* Task: Would you repeat the listing exactly but omit every picture?

Dataset records
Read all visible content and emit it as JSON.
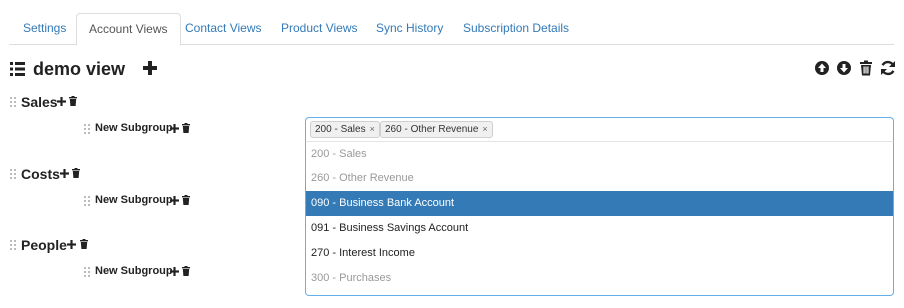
{
  "tabs": [
    {
      "label": "Settings"
    },
    {
      "label": "Account Views"
    },
    {
      "label": "Contact Views"
    },
    {
      "label": "Product Views"
    },
    {
      "label": "Sync History"
    },
    {
      "label": "Subscription Details"
    }
  ],
  "view": {
    "title": "demo view"
  },
  "toolbar": {
    "icons": [
      "arrow-circle-up-icon",
      "arrow-circle-down-icon",
      "trash-icon",
      "refresh-icon"
    ]
  },
  "groups": [
    {
      "label": "Sales",
      "subgroup_label": "New Subgroup"
    },
    {
      "label": "Costs",
      "subgroup_label": "New Subgroup"
    },
    {
      "label": "People",
      "subgroup_label": "New Subgroup"
    }
  ],
  "select": {
    "chips": [
      "200 - Sales",
      "260 - Other Revenue"
    ],
    "chip_remove": "×",
    "options": [
      {
        "label": "200 - Sales",
        "state": "disabled"
      },
      {
        "label": "260 - Other Revenue",
        "state": "disabled"
      },
      {
        "label": "090 - Business Bank Account",
        "state": "highlighted"
      },
      {
        "label": "091 - Business Savings Account",
        "state": "normal"
      },
      {
        "label": "270 - Interest Income",
        "state": "normal"
      },
      {
        "label": "300 - Purchases",
        "state": "disabled"
      }
    ]
  },
  "colors": {
    "link": "#337ab7",
    "highlight": "#337ab7",
    "focus_border": "#66afe9"
  }
}
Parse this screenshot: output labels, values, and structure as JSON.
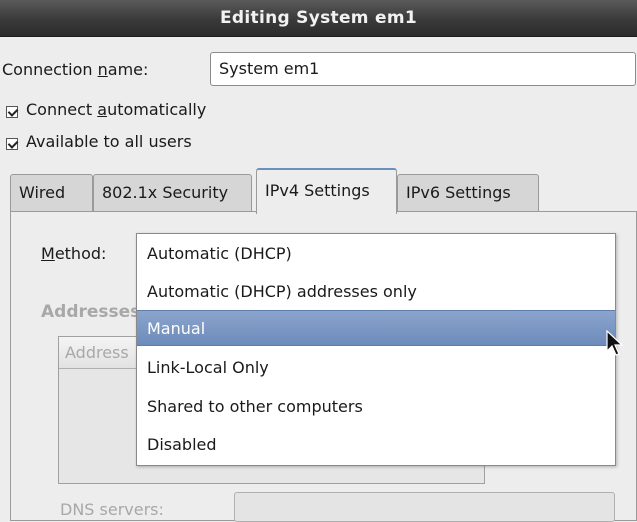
{
  "window": {
    "title": "Editing System em1"
  },
  "connection": {
    "name_label_pre": "Connection ",
    "name_label_mnemonic": "n",
    "name_label_post": "ame:",
    "name_value": "System em1"
  },
  "checkboxes": [
    {
      "pre": "Connect ",
      "mnemonic": "a",
      "post": "utomatically",
      "checked": true
    },
    {
      "pre": "Available to all users",
      "mnemonic": "",
      "post": "",
      "checked": true
    }
  ],
  "tabs": [
    {
      "label": "Wired"
    },
    {
      "label": "802.1x Security"
    },
    {
      "label": "IPv4 Settings",
      "active": true
    },
    {
      "label": "IPv6 Settings"
    }
  ],
  "ipv4": {
    "method_mnemonic": "M",
    "method_rest": "ethod:",
    "addresses_heading": "Addresses",
    "address_column": "Address",
    "dns_label": "DNS servers:"
  },
  "method_dropdown": {
    "selected": "Manual",
    "options": [
      "Automatic (DHCP)",
      "Automatic (DHCP) addresses only",
      "Manual",
      "Link-Local Only",
      "Shared to other computers",
      "Disabled"
    ]
  },
  "colors": {
    "selection": "#7892be",
    "title_bar": "#3a3a3a",
    "tab_active_accent": "#6d8fc0"
  }
}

* Answer:
Read all visible content and emit it as JSON.
{
  "tabs": [
    {
      "label": "Settings"
    },
    {
      "label": "Account Views"
    },
    {
      "label": "Contact Views"
    },
    {
      "label": "Product Views"
    },
    {
      "label": "Sync History"
    },
    {
      "label": "Subscription Details"
    }
  ],
  "view": {
    "title": "demo view"
  },
  "toolbar": {
    "icons": [
      "arrow-circle-up-icon",
      "arrow-circle-down-icon",
      "trash-icon",
      "refresh-icon"
    ]
  },
  "groups": [
    {
      "label": "Sales",
      "subgroup_label": "New Subgroup"
    },
    {
      "label": "Costs",
      "subgroup_label": "New Subgroup"
    },
    {
      "label": "People",
      "subgroup_label": "New Subgroup"
    }
  ],
  "select": {
    "chips": [
      "200 - Sales",
      "260 - Other Revenue"
    ],
    "chip_remove": "×",
    "options": [
      {
        "label": "200 - Sales",
        "state": "disabled"
      },
      {
        "label": "260 - Other Revenue",
        "state": "disabled"
      },
      {
        "label": "090 - Business Bank Account",
        "state": "highlighted"
      },
      {
        "label": "091 - Business Savings Account",
        "state": "normal"
      },
      {
        "label": "270 - Interest Income",
        "state": "normal"
      },
      {
        "label": "300 - Purchases",
        "state": "disabled"
      }
    ]
  },
  "colors": {
    "link": "#337ab7",
    "highlight": "#337ab7",
    "focus_border": "#66afe9"
  }
}
Parse this screenshot: output labels, values, and structure as JSON.
{
  "window": {
    "title": "Editing System em1"
  },
  "connection": {
    "name_label_pre": "Connection ",
    "name_label_mnemonic": "n",
    "name_label_post": "ame:",
    "name_value": "System em1"
  },
  "checkboxes": [
    {
      "pre": "Connect ",
      "mnemonic": "a",
      "post": "utomatically",
      "checked": true
    },
    {
      "pre": "Available to all users",
      "mnemonic": "",
      "post": "",
      "checked": true
    }
  ],
  "tabs": [
    {
      "label": "Wired"
    },
    {
      "label": "802.1x Security"
    },
    {
      "label": "IPv4 Settings",
      "active": true
    },
    {
      "label": "IPv6 Settings"
    }
  ],
  "ipv4": {
    "method_mnemonic": "M",
    "method_rest": "ethod:",
    "addresses_heading": "Addresses",
    "address_column": "Address",
    "dns_label": "DNS servers:"
  },
  "method_dropdown": {
    "selected": "Manual",
    "options": [
      "Automatic (DHCP)",
      "Automatic (DHCP) addresses only",
      "Manual",
      "Link-Local Only",
      "Shared to other computers",
      "Disabled"
    ]
  },
  "colors": {
    "selection": "#7892be",
    "title_bar": "#3a3a3a",
    "tab_active_accent": "#6d8fc0"
  }
}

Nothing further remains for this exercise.